- Your task
Print all entries word for word.

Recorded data
****************************************
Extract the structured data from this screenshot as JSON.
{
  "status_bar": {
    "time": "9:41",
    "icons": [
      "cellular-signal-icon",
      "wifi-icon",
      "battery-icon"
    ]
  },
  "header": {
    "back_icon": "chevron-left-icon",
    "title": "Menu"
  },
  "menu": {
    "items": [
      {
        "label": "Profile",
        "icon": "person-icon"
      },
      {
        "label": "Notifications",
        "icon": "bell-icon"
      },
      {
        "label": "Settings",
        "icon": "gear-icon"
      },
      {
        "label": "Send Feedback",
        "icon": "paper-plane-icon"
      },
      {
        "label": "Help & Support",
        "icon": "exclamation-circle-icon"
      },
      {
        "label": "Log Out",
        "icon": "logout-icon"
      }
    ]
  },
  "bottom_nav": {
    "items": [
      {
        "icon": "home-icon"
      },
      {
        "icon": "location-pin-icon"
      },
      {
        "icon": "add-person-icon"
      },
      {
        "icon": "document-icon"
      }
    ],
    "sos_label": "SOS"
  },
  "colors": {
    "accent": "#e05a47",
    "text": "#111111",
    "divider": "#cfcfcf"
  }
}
****************************************
- Output for this task
Extract the structured data from this screenshot as JSON.
{
  "status_bar": {
    "time": "9:41",
    "icons": [
      "cellular-signal-icon",
      "wifi-icon",
      "battery-icon"
    ]
  },
  "header": {
    "back_icon": "chevron-left-icon",
    "title": "Menu"
  },
  "menu": {
    "items": [
      {
        "label": "Profile",
        "icon": "person-icon"
      },
      {
        "label": "Notifications",
        "icon": "bell-icon"
      },
      {
        "label": "Settings",
        "icon": "gear-icon"
      },
      {
        "label": "Send Feedback",
        "icon": "paper-plane-icon"
      },
      {
        "label": "Help & Support",
        "icon": "exclamation-circle-icon"
      },
      {
        "label": "Log Out",
        "icon": "logout-icon"
      }
    ]
  },
  "bottom_nav": {
    "items": [
      {
        "icon": "home-icon"
      },
      {
        "icon": "location-pin-icon"
      },
      {
        "icon": "add-person-icon"
      },
      {
        "icon": "document-icon"
      }
    ],
    "sos_label": "SOS"
  },
  "colors": {
    "accent": "#e05a47",
    "text": "#111111",
    "divider": "#cfcfcf"
  }
}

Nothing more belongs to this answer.